* begin Task data *

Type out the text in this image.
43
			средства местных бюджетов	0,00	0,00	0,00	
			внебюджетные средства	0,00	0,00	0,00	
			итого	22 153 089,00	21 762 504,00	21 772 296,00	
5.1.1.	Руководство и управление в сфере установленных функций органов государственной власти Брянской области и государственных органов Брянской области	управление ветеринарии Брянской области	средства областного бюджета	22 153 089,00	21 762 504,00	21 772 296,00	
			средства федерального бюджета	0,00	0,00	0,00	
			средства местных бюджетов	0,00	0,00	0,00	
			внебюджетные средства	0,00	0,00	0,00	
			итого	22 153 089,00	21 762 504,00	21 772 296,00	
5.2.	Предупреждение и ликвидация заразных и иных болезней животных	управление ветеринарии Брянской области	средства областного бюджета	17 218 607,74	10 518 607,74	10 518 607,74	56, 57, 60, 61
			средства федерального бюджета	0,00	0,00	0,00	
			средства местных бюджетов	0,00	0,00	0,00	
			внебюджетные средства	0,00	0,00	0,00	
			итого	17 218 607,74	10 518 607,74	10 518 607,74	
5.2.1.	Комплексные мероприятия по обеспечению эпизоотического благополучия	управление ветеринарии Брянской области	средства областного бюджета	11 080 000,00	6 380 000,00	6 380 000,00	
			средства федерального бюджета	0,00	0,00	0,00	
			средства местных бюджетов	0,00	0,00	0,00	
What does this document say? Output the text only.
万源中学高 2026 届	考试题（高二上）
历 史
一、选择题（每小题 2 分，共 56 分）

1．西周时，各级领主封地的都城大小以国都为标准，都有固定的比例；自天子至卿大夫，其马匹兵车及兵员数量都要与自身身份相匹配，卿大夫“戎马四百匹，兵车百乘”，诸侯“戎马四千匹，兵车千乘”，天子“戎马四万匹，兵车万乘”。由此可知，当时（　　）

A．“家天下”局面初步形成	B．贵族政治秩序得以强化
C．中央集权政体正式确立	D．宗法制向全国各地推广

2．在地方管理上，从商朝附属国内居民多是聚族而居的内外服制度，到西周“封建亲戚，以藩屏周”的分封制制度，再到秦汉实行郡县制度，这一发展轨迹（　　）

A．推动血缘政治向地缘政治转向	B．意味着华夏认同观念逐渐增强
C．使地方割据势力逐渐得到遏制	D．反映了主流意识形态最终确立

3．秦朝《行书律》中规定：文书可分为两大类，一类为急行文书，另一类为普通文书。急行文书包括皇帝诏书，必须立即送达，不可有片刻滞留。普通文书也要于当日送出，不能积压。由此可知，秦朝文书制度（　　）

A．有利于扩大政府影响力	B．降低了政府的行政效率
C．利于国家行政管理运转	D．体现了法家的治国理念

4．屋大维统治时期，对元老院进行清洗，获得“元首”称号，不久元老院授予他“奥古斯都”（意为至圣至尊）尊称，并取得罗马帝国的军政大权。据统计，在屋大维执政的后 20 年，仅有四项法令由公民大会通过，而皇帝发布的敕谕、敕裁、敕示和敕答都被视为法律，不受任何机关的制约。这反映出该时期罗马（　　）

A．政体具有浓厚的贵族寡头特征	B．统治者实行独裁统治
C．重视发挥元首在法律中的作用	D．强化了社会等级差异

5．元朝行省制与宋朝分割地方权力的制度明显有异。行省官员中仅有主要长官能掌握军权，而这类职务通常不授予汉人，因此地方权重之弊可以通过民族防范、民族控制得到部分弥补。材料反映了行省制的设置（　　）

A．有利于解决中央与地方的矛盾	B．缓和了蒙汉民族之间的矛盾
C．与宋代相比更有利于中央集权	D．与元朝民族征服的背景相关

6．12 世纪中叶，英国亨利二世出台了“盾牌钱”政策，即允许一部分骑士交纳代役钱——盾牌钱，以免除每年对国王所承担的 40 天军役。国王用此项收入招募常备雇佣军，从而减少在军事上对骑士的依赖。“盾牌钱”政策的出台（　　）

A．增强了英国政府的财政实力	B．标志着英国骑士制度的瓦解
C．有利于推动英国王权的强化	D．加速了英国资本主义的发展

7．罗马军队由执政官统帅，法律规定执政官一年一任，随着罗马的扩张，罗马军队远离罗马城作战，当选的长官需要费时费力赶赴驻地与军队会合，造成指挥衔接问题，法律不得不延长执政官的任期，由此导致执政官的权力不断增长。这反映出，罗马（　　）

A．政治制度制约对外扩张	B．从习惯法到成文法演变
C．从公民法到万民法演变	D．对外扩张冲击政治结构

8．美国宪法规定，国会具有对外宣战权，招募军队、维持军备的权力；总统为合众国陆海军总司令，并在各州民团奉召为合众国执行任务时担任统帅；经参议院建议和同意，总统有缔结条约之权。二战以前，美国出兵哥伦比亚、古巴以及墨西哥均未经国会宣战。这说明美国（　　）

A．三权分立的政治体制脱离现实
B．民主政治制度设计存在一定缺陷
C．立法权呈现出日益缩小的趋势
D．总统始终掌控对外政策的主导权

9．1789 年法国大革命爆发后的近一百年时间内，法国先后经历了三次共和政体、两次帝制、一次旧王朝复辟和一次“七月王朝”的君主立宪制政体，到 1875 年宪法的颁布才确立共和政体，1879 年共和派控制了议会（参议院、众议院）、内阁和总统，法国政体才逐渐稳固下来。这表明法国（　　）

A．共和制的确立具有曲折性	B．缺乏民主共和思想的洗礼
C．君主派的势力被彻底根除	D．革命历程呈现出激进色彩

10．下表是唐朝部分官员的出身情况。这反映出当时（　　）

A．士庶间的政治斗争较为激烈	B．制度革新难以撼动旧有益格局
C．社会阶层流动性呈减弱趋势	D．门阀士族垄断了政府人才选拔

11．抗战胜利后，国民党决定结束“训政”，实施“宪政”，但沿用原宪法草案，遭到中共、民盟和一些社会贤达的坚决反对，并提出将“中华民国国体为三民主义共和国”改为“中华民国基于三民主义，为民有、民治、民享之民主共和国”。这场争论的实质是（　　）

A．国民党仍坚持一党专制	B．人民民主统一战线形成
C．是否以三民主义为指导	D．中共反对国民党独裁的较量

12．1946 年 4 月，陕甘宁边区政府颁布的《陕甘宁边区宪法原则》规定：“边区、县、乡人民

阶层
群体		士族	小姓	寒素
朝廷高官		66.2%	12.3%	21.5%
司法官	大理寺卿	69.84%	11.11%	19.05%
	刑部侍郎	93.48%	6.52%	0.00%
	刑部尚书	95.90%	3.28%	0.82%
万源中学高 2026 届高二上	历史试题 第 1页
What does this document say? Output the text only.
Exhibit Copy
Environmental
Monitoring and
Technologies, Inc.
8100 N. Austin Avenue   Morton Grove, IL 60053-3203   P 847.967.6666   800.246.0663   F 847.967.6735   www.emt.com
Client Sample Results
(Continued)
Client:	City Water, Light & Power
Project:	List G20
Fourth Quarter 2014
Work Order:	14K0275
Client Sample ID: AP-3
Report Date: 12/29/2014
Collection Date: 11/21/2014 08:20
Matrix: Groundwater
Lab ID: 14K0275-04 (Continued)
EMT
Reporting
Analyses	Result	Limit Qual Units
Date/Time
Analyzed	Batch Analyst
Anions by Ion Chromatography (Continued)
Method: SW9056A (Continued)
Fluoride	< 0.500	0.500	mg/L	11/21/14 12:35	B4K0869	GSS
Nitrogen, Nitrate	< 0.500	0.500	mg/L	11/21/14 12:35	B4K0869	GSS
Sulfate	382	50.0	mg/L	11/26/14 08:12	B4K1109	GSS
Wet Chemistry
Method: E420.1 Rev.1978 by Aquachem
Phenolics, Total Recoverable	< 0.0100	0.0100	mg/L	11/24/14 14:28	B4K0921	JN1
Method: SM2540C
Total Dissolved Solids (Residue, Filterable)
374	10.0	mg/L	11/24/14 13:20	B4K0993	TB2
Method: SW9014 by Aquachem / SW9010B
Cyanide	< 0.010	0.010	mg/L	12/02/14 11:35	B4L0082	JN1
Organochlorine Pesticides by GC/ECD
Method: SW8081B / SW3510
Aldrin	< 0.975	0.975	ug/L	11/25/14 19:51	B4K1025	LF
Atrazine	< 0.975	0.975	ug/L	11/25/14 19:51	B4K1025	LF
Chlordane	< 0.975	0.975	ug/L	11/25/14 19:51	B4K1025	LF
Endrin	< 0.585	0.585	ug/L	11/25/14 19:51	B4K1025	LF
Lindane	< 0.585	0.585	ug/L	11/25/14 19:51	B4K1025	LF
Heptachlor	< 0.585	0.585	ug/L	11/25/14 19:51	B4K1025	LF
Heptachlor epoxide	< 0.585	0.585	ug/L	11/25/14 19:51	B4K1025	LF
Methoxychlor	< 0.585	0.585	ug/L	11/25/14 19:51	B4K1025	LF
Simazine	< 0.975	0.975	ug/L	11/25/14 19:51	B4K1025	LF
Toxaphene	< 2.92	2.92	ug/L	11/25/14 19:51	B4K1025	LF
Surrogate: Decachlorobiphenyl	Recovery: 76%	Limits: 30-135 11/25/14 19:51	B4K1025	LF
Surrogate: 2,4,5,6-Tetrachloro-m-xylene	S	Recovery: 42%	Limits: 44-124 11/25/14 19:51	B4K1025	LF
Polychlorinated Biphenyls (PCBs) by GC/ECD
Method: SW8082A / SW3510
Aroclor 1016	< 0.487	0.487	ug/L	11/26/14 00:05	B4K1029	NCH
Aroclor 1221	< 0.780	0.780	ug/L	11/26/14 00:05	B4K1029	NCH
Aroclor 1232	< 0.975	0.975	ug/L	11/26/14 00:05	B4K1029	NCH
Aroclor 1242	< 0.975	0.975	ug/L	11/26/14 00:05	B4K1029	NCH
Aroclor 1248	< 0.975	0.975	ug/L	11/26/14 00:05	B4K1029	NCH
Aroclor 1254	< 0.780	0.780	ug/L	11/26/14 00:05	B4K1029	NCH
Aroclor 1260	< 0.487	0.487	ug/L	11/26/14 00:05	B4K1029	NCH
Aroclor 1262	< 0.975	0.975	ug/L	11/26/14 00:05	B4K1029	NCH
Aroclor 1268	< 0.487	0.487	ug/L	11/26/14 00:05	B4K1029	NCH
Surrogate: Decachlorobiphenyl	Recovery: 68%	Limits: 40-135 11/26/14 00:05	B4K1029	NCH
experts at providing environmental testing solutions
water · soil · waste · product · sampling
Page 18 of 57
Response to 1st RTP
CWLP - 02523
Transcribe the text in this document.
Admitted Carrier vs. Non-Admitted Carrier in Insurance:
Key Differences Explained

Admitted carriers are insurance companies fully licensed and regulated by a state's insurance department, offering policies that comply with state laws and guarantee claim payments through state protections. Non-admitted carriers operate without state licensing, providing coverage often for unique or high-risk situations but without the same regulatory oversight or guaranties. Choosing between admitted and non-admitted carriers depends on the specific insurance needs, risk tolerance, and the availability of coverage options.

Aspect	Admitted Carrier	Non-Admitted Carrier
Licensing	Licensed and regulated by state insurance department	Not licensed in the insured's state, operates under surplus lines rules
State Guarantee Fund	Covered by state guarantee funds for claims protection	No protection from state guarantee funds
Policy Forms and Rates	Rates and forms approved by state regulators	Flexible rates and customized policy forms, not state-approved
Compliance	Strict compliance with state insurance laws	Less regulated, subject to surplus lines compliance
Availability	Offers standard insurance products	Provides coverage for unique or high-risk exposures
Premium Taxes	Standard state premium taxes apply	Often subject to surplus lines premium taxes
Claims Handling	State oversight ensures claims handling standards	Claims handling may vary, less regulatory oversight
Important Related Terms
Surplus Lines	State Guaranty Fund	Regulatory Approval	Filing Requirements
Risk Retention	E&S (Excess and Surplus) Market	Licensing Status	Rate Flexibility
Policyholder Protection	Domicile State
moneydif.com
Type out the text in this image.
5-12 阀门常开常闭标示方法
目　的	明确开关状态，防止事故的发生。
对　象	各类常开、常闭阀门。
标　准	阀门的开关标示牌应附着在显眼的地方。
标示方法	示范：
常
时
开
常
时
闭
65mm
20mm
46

* end Task data *

• [Requirement]: Scan the records above for the string "with", then select every line that holds it.

• [Correct output]:
Admitted carriers are insurance companies fully licensed and regulated by a state's insurance department, offering policies that comply with state laws and guarantee claim payments through state protections. Non-admitted carriers operate without state licensing, providing coverage often for unique or high-risk situations but without the same regulatory oversight or guaranties. Choosing between admitted and non-admitted carriers depends on the specific insurance needs, risk tolerance, and the availability of coverage options.
Compliance	Strict compliance with state insurance laws	Less regulated, subject to surplus lines compliance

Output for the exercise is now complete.